[Recorded data]
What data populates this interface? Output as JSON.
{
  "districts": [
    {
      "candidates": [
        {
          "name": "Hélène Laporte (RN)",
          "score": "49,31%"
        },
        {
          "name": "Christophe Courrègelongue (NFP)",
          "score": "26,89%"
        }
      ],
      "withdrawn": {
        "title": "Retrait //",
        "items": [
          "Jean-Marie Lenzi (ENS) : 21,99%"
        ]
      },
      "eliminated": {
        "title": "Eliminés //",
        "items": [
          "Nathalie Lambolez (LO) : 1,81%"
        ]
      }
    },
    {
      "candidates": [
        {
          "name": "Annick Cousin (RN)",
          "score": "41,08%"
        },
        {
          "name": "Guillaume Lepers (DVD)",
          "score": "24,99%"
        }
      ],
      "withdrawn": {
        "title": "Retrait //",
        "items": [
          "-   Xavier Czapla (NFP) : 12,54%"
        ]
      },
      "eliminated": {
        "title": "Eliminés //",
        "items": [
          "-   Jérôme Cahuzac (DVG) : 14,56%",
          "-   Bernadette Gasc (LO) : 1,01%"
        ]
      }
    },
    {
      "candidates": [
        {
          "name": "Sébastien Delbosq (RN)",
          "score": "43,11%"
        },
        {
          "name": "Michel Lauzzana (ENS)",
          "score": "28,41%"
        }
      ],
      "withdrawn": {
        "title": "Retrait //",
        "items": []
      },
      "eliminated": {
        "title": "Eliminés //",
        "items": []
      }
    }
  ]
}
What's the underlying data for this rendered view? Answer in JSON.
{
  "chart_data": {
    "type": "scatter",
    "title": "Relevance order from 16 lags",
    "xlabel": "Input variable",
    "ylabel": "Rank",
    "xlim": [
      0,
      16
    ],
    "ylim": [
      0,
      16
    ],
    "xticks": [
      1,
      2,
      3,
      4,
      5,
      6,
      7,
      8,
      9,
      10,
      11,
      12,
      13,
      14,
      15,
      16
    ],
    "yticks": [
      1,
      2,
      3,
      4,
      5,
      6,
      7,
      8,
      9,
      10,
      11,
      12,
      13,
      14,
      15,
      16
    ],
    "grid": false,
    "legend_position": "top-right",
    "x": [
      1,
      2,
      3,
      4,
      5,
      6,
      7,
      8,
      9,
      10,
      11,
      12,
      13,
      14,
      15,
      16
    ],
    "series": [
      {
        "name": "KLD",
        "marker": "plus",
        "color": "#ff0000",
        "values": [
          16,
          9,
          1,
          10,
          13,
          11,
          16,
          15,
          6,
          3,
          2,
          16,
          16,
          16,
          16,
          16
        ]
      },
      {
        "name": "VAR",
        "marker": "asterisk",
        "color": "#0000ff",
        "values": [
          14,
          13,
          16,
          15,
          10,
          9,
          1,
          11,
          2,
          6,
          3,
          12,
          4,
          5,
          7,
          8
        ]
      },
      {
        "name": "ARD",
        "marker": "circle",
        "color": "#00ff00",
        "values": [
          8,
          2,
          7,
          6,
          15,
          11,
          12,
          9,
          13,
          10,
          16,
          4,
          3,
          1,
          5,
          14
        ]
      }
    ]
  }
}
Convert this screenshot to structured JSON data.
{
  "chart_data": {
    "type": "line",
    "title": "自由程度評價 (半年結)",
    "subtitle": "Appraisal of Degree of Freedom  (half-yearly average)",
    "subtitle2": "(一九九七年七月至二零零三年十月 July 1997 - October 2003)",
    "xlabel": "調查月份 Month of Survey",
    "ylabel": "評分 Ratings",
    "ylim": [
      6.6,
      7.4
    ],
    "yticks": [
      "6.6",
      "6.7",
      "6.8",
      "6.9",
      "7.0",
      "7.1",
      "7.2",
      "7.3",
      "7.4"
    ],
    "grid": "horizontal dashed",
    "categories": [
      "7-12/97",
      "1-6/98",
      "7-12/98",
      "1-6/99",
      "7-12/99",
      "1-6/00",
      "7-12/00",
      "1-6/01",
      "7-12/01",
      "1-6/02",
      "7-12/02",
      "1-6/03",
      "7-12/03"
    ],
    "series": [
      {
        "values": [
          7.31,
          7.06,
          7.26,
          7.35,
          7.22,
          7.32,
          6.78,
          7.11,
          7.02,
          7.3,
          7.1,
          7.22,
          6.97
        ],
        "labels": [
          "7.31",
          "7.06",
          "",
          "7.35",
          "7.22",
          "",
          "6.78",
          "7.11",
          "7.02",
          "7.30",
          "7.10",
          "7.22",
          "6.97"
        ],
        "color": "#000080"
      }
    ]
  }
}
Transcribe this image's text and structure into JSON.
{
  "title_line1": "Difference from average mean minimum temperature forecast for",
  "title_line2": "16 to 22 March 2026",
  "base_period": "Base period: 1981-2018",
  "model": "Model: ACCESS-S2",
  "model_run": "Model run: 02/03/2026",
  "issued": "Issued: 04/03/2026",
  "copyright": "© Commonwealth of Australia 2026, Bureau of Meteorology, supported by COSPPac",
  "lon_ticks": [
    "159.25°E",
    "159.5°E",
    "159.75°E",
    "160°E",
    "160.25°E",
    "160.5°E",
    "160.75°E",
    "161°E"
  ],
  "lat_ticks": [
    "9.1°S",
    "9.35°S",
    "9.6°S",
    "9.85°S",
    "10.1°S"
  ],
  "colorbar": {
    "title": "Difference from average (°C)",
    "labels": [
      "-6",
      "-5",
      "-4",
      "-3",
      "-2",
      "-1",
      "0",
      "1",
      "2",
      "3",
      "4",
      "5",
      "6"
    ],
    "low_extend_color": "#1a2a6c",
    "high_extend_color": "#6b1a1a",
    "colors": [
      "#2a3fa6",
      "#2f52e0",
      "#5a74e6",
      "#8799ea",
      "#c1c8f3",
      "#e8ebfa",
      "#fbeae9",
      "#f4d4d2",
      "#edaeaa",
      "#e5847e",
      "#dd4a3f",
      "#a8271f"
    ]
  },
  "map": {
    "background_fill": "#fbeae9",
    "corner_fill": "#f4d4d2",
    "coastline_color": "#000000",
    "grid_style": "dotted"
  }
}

[GIVEN PROBLEM] Reproduce the listing above word for word.

[FULL SOLUTION]
What data populates this interface? Output as JSON.
{
  "districts": [
    {
      "candidates": [
        {
          "name": "Hélène Laporte (RN)",
          "score": "49,31%"
        },
        {
          "name": "Christophe Courrègelongue (NFP)",
          "score": "26,89%"
        }
      ],
      "withdrawn": {
        "title": "Retrait //",
        "items": [
          "Jean-Marie Lenzi (ENS) : 21,99%"
        ]
      },
      "eliminated": {
        "title": "Eliminés //",
        "items": [
          "Nathalie Lambolez (LO) : 1,81%"
        ]
      }
    },
    {
      "candidates": [
        {
          "name": "Annick Cousin (RN)",
          "score": "41,08%"
        },
        {
          "name": "Guillaume Lepers (DVD)",
          "score": "24,99%"
        }
      ],
      "withdrawn": {
        "title": "Retrait //",
        "items": [
          "-   Xavier Czapla (NFP) : 12,54%"
        ]
      },
      "eliminated": {
        "title": "Eliminés //",
        "items": [
          "-   Jérôme Cahuzac (DVG) : 14,56%",
          "-   Bernadette Gasc (LO) : 1,01%"
        ]
      }
    },
    {
      "candidates": [
        {
          "name": "Sébastien Delbosq (RN)",
          "score": "43,11%"
        },
        {
          "name": "Michel Lauzzana (ENS)",
          "score": "28,41%"
        }
      ],
      "withdrawn": {
        "title": "Retrait //",
        "items": []
      },
      "eliminated": {
        "title": "Eliminés //",
        "items": []
      }
    }
  ]
}
What's the underlying data for this rendered view? Answer in JSON.
{
  "chart_data": {
    "type": "scatter",
    "title": "Relevance order from 16 lags",
    "xlabel": "Input variable",
    "ylabel": "Rank",
    "xlim": [
      0,
      16
    ],
    "ylim": [
      0,
      16
    ],
    "xticks": [
      1,
      2,
      3,
      4,
      5,
      6,
      7,
      8,
      9,
      10,
      11,
      12,
      13,
      14,
      15,
      16
    ],
    "yticks": [
      1,
      2,
      3,
      4,
      5,
      6,
      7,
      8,
      9,
      10,
      11,
      12,
      13,
      14,
      15,
      16
    ],
    "grid": false,
    "legend_position": "top-right",
    "x": [
      1,
      2,
      3,
      4,
      5,
      6,
      7,
      8,
      9,
      10,
      11,
      12,
      13,
      14,
      15,
      16
    ],
    "series": [
      {
        "name": "KLD",
        "marker": "plus",
        "color": "#ff0000",
        "values": [
          16,
          9,
          1,
          10,
          13,
          11,
          16,
          15,
          6,
          3,
          2,
          16,
          16,
          16,
          16,
          16
        ]
      },
      {
        "name": "VAR",
        "marker": "asterisk",
        "color": "#0000ff",
        "values": [
          14,
          13,
          16,
          15,
          10,
          9,
          1,
          11,
          2,
          6,
          3,
          12,
          4,
          5,
          7,
          8
        ]
      },
      {
        "name": "ARD",
        "marker": "circle",
        "color": "#00ff00",
        "values": [
          8,
          2,
          7,
          6,
          15,
          11,
          12,
          9,
          13,
          10,
          16,
          4,
          3,
          1,
          5,
          14
        ]
      }
    ]
  }
}
Convert this screenshot to structured JSON data.
{
  "chart_data": {
    "type": "line",
    "title": "自由程度評價 (半年結)",
    "subtitle": "Appraisal of Degree of Freedom  (half-yearly average)",
    "subtitle2": "(一九九七年七月至二零零三年十月 July 1997 - October 2003)",
    "xlabel": "調查月份 Month of Survey",
    "ylabel": "評分 Ratings",
    "ylim": [
      6.6,
      7.4
    ],
    "yticks": [
      "6.6",
      "6.7",
      "6.8",
      "6.9",
      "7.0",
      "7.1",
      "7.2",
      "7.3",
      "7.4"
    ],
    "grid": "horizontal dashed",
    "categories": [
      "7-12/97",
      "1-6/98",
      "7-12/98",
      "1-6/99",
      "7-12/99",
      "1-6/00",
      "7-12/00",
      "1-6/01",
      "7-12/01",
      "1-6/02",
      "7-12/02",
      "1-6/03",
      "7-12/03"
    ],
    "series": [
      {
        "values": [
          7.31,
          7.06,
          7.26,
          7.35,
          7.22,
          7.32,
          6.78,
          7.11,
          7.02,
          7.3,
          7.1,
          7.22,
          6.97
        ],
        "labels": [
          "7.31",
          "7.06",
          "",
          "7.35",
          "7.22",
          "",
          "6.78",
          "7.11",
          "7.02",
          "7.30",
          "7.10",
          "7.22",
          "6.97"
        ],
        "color": "#000080"
      }
    ]
  }
}
Transcribe this image's text and structure into JSON.
{
  "title_line1": "Difference from average mean minimum temperature forecast for",
  "title_line2": "16 to 22 March 2026",
  "base_period": "Base period: 1981-2018",
  "model": "Model: ACCESS-S2",
  "model_run": "Model run: 02/03/2026",
  "issued": "Issued: 04/03/2026",
  "copyright": "© Commonwealth of Australia 2026, Bureau of Meteorology, supported by COSPPac",
  "lon_ticks": [
    "159.25°E",
    "159.5°E",
    "159.75°E",
    "160°E",
    "160.25°E",
    "160.5°E",
    "160.75°E",
    "161°E"
  ],
  "lat_ticks": [
    "9.1°S",
    "9.35°S",
    "9.6°S",
    "9.85°S",
    "10.1°S"
  ],
  "colorbar": {
    "title": "Difference from average (°C)",
    "labels": [
      "-6",
      "-5",
      "-4",
      "-3",
      "-2",
      "-1",
      "0",
      "1",
      "2",
      "3",
      "4",
      "5",
      "6"
    ],
    "low_extend_color": "#1a2a6c",
    "high_extend_color": "#6b1a1a",
    "colors": [
      "#2a3fa6",
      "#2f52e0",
      "#5a74e6",
      "#8799ea",
      "#c1c8f3",
      "#e8ebfa",
      "#fbeae9",
      "#f4d4d2",
      "#edaeaa",
      "#e5847e",
      "#dd4a3f",
      "#a8271f"
    ]
  },
  "map": {
    "background_fill": "#fbeae9",
    "corner_fill": "#f4d4d2",
    "coastline_color": "#000000",
    "grid_style": "dotted"
  }
}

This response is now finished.